● REQUIREMENTS:
Could you transcribe the material below exactly, without leaving out a single line?

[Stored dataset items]

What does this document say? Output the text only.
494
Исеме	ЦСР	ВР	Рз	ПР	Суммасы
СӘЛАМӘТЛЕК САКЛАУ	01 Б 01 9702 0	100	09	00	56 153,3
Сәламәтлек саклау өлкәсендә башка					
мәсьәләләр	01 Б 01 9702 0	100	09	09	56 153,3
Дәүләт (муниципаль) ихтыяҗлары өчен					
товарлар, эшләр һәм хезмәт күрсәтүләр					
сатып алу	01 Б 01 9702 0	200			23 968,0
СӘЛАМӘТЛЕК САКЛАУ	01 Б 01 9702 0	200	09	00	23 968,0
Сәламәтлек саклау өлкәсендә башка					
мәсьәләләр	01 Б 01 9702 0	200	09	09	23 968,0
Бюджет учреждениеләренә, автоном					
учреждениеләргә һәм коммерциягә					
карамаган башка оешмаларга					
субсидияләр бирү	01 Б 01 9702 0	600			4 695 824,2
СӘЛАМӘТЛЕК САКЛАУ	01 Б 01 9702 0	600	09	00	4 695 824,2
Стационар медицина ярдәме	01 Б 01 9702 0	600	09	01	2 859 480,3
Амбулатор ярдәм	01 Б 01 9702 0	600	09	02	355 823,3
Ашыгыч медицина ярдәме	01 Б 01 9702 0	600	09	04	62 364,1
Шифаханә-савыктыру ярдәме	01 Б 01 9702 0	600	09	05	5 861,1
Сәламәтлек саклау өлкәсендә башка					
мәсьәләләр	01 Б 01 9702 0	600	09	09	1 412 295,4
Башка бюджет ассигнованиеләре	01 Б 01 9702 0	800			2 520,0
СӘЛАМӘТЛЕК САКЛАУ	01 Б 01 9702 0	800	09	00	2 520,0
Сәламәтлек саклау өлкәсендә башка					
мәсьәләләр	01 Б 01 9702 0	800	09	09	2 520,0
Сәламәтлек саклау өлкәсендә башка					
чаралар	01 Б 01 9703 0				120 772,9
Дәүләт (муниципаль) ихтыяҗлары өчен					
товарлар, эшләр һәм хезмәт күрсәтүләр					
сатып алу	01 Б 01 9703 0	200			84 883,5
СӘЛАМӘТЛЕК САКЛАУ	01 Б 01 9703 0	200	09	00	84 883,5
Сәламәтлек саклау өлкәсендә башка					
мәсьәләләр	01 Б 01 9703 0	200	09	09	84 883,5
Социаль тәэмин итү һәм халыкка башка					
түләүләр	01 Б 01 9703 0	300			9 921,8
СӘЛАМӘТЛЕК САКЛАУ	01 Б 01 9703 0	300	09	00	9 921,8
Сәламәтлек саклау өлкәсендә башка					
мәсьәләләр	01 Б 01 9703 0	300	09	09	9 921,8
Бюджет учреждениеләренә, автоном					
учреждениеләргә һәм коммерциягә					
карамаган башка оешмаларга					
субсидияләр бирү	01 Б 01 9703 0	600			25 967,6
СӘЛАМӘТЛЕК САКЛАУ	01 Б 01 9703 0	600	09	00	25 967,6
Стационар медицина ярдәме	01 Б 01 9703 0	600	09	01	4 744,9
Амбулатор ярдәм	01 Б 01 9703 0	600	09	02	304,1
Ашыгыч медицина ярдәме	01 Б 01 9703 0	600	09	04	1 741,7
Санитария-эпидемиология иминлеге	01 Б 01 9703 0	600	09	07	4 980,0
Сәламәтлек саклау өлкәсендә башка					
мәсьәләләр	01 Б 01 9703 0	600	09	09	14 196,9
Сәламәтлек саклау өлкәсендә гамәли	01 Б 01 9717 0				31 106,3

● WRITTEN REPLY:
What does this document say? Output the text only.
494
Исеме	ЦСР	ВР	Рз	ПР	Суммасы
СӘЛАМӘТЛЕК САКЛАУ	01 Б 01 9702 0	100	09	00	56 153,3
Сәламәтлек саклау өлкәсендә башка					
мәсьәләләр	01 Б 01 9702 0	100	09	09	56 153,3
Дәүләт (муниципаль) ихтыяҗлары өчен					
товарлар, эшләр һәм хезмәт күрсәтүләр					
сатып алу	01 Б 01 9702 0	200			23 968,0
СӘЛАМӘТЛЕК САКЛАУ	01 Б 01 9702 0	200	09	00	23 968,0
Сәламәтлек саклау өлкәсендә башка					
мәсьәләләр	01 Б 01 9702 0	200	09	09	23 968,0
Бюджет учреждениеләренә, автоном					
учреждениеләргә һәм коммерциягә					
карамаган башка оешмаларга					
субсидияләр бирү	01 Б 01 9702 0	600			4 695 824,2
СӘЛАМӘТЛЕК САКЛАУ	01 Б 01 9702 0	600	09	00	4 695 824,2
Стационар медицина ярдәме	01 Б 01 9702 0	600	09	01	2 859 480,3
Амбулатор ярдәм	01 Б 01 9702 0	600	09	02	355 823,3
Ашыгыч медицина ярдәме	01 Б 01 9702 0	600	09	04	62 364,1
Шифаханә-савыктыру ярдәме	01 Б 01 9702 0	600	09	05	5 861,1
Сәламәтлек саклау өлкәсендә башка					
мәсьәләләр	01 Б 01 9702 0	600	09	09	1 412 295,4
Башка бюджет ассигнованиеләре	01 Б 01 9702 0	800			2 520,0
СӘЛАМӘТЛЕК САКЛАУ	01 Б 01 9702 0	800	09	00	2 520,0
Сәламәтлек саклау өлкәсендә башка					
мәсьәләләр	01 Б 01 9702 0	800	09	09	2 520,0
Сәламәтлек саклау өлкәсендә башка					
чаралар	01 Б 01 9703 0				120 772,9
Дәүләт (муниципаль) ихтыяҗлары өчен					
товарлар, эшләр һәм хезмәт күрсәтүләр					
сатып алу	01 Б 01 9703 0	200			84 883,5
СӘЛАМӘТЛЕК САКЛАУ	01 Б 01 9703 0	200	09	00	84 883,5
Сәламәтлек саклау өлкәсендә башка					
мәсьәләләр	01 Б 01 9703 0	200	09	09	84 883,5
Социаль тәэмин итү һәм халыкка башка					
түләүләр	01 Б 01 9703 0	300			9 921,8
СӘЛАМӘТЛЕК САКЛАУ	01 Б 01 9703 0	300	09	00	9 921,8
Сәламәтлек саклау өлкәсендә башка					
мәсьәләләр	01 Б 01 9703 0	300	09	09	9 921,8
Бюджет учреждениеләренә, автоном					
учреждениеләргә һәм коммерциягә					
карамаган башка оешмаларга					
субсидияләр бирү	01 Б 01 9703 0	600			25 967,6
СӘЛАМӘТЛЕК САКЛАУ	01 Б 01 9703 0	600	09	00	25 967,6
Стационар медицина ярдәме	01 Б 01 9703 0	600	09	01	4 744,9
Амбулатор ярдәм	01 Б 01 9703 0	600	09	02	304,1
Ашыгыч медицина ярдәме	01 Б 01 9703 0	600	09	04	1 741,7
Санитария-эпидемиология иминлеге	01 Б 01 9703 0	600	09	07	4 980,0
Сәламәтлек саклау өлкәсендә башка					
мәсьәләләр	01 Б 01 9703 0	600	09	09	14 196,9
Сәламәтлек саклау өлкәсендә гамәли	01 Б 01 9717 0				31 106,3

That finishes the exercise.